------ DATASET ENTRIES

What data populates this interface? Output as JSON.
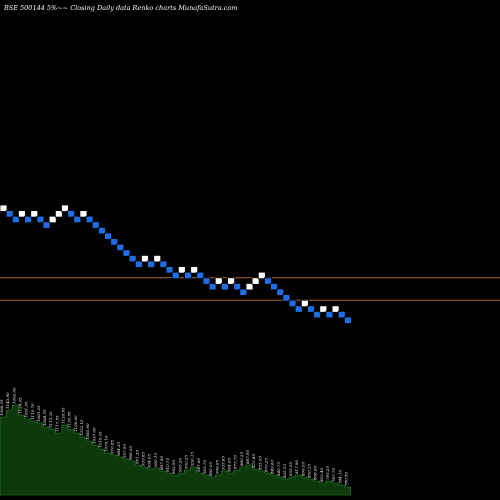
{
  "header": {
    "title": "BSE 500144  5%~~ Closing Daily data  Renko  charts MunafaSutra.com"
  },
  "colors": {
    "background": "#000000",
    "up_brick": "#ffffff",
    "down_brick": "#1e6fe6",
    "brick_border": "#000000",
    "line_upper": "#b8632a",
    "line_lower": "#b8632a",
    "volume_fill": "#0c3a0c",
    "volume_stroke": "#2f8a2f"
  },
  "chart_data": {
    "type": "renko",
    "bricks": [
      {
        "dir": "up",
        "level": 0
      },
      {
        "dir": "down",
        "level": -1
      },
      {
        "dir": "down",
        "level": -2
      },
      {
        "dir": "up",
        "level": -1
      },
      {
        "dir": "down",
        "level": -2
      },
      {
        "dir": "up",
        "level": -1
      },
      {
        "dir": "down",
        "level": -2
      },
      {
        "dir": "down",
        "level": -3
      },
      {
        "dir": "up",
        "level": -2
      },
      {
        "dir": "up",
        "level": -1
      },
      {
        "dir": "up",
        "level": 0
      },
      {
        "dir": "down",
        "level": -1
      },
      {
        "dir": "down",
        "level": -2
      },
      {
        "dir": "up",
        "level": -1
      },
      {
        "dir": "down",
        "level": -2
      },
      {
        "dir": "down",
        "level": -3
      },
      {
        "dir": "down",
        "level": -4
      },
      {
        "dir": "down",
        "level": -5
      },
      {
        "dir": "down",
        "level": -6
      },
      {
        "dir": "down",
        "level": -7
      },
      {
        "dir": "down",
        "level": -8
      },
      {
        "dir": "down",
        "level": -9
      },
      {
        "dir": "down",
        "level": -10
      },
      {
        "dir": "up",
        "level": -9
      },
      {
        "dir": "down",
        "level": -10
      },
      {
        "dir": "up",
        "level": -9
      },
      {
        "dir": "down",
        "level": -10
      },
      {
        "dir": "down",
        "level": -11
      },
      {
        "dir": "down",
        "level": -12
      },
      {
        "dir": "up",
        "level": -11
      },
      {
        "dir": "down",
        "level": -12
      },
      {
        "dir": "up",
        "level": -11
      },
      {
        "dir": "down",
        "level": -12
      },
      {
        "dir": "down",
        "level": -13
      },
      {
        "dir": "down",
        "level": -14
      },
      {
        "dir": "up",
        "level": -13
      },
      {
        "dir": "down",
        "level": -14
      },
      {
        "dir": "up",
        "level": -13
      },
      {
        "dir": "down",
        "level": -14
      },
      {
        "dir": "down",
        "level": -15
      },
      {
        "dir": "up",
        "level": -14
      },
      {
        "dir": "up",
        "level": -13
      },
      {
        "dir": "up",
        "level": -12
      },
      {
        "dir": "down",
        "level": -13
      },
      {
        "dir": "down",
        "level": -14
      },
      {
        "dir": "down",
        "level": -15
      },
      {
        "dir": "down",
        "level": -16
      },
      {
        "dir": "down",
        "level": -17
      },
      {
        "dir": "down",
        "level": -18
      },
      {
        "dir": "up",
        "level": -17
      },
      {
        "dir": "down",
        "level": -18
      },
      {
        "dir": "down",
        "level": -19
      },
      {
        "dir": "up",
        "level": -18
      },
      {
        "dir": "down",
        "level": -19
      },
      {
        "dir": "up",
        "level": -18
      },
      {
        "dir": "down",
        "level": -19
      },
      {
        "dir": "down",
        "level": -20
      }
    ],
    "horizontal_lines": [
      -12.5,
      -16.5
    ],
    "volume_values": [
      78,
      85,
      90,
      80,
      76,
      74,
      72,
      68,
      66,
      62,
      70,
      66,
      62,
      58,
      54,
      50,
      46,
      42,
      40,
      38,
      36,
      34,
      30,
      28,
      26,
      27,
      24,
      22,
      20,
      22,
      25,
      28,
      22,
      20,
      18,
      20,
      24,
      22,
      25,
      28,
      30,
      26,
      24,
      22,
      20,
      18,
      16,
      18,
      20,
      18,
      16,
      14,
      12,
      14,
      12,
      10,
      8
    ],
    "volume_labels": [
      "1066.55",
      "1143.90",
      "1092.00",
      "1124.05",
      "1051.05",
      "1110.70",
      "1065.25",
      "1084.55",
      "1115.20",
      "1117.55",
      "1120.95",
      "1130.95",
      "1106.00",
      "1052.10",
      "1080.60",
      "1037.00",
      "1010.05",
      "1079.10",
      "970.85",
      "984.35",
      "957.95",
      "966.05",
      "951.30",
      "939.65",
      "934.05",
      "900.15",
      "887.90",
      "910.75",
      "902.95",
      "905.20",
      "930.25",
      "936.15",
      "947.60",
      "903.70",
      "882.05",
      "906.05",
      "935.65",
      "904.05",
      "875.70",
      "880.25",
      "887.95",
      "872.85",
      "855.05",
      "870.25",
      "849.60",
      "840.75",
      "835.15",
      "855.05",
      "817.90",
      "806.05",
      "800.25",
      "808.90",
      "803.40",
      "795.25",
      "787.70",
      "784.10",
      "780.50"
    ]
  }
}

------------

Omit the pictures and reproduce the listing exactly.

| REPLY |
What data populates this interface? Output as JSON.
{
  "header": {
    "title": "BSE 500144  5%~~ Closing Daily data  Renko  charts MunafaSutra.com"
  },
  "colors": {
    "background": "#000000",
    "up_brick": "#ffffff",
    "down_brick": "#1e6fe6",
    "brick_border": "#000000",
    "line_upper": "#b8632a",
    "line_lower": "#b8632a",
    "volume_fill": "#0c3a0c",
    "volume_stroke": "#2f8a2f"
  },
  "chart_data": {
    "type": "renko",
    "bricks": [
      {
        "dir": "up",
        "level": 0
      },
      {
        "dir": "down",
        "level": -1
      },
      {
        "dir": "down",
        "level": -2
      },
      {
        "dir": "up",
        "level": -1
      },
      {
        "dir": "down",
        "level": -2
      },
      {
        "dir": "up",
        "level": -1
      },
      {
        "dir": "down",
        "level": -2
      },
      {
        "dir": "down",
        "level": -3
      },
      {
        "dir": "up",
        "level": -2
      },
      {
        "dir": "up",
        "level": -1
      },
      {
        "dir": "up",
        "level": 0
      },
      {
        "dir": "down",
        "level": -1
      },
      {
        "dir": "down",
        "level": -2
      },
      {
        "dir": "up",
        "level": -1
      },
      {
        "dir": "down",
        "level": -2
      },
      {
        "dir": "down",
        "level": -3
      },
      {
        "dir": "down",
        "level": -4
      },
      {
        "dir": "down",
        "level": -5
      },
      {
        "dir": "down",
        "level": -6
      },
      {
        "dir": "down",
        "level": -7
      },
      {
        "dir": "down",
        "level": -8
      },
      {
        "dir": "down",
        "level": -9
      },
      {
        "dir": "down",
        "level": -10
      },
      {
        "dir": "up",
        "level": -9
      },
      {
        "dir": "down",
        "level": -10
      },
      {
        "dir": "up",
        "level": -9
      },
      {
        "dir": "down",
        "level": -10
      },
      {
        "dir": "down",
        "level": -11
      },
      {
        "dir": "down",
        "level": -12
      },
      {
        "dir": "up",
        "level": -11
      },
      {
        "dir": "down",
        "level": -12
      },
      {
        "dir": "up",
        "level": -11
      },
      {
        "dir": "down",
        "level": -12
      },
      {
        "dir": "down",
        "level": -13
      },
      {
        "dir": "down",
        "level": -14
      },
      {
        "dir": "up",
        "level": -13
      },
      {
        "dir": "down",
        "level": -14
      },
      {
        "dir": "up",
        "level": -13
      },
      {
        "dir": "down",
        "level": -14
      },
      {
        "dir": "down",
        "level": -15
      },
      {
        "dir": "up",
        "level": -14
      },
      {
        "dir": "up",
        "level": -13
      },
      {
        "dir": "up",
        "level": -12
      },
      {
        "dir": "down",
        "level": -13
      },
      {
        "dir": "down",
        "level": -14
      },
      {
        "dir": "down",
        "level": -15
      },
      {
        "dir": "down",
        "level": -16
      },
      {
        "dir": "down",
        "level": -17
      },
      {
        "dir": "down",
        "level": -18
      },
      {
        "dir": "up",
        "level": -17
      },
      {
        "dir": "down",
        "level": -18
      },
      {
        "dir": "down",
        "level": -19
      },
      {
        "dir": "up",
        "level": -18
      },
      {
        "dir": "down",
        "level": -19
      },
      {
        "dir": "up",
        "level": -18
      },
      {
        "dir": "down",
        "level": -19
      },
      {
        "dir": "down",
        "level": -20
      }
    ],
    "horizontal_lines": [
      -12.5,
      -16.5
    ],
    "volume_values": [
      78,
      85,
      90,
      80,
      76,
      74,
      72,
      68,
      66,
      62,
      70,
      66,
      62,
      58,
      54,
      50,
      46,
      42,
      40,
      38,
      36,
      34,
      30,
      28,
      26,
      27,
      24,
      22,
      20,
      22,
      25,
      28,
      22,
      20,
      18,
      20,
      24,
      22,
      25,
      28,
      30,
      26,
      24,
      22,
      20,
      18,
      16,
      18,
      20,
      18,
      16,
      14,
      12,
      14,
      12,
      10,
      8
    ],
    "volume_labels": [
      "1066.55",
      "1143.90",
      "1092.00",
      "1124.05",
      "1051.05",
      "1110.70",
      "1065.25",
      "1084.55",
      "1115.20",
      "1117.55",
      "1120.95",
      "1130.95",
      "1106.00",
      "1052.10",
      "1080.60",
      "1037.00",
      "1010.05",
      "1079.10",
      "970.85",
      "984.35",
      "957.95",
      "966.05",
      "951.30",
      "939.65",
      "934.05",
      "900.15",
      "887.90",
      "910.75",
      "902.95",
      "905.20",
      "930.25",
      "936.15",
      "947.60",
      "903.70",
      "882.05",
      "906.05",
      "935.65",
      "904.05",
      "875.70",
      "880.25",
      "887.95",
      "872.85",
      "855.05",
      "870.25",
      "849.60",
      "840.75",
      "835.15",
      "855.05",
      "817.90",
      "806.05",
      "800.25",
      "808.90",
      "803.40",
      "795.25",
      "787.70",
      "784.10",
      "780.50"
    ]
  }
}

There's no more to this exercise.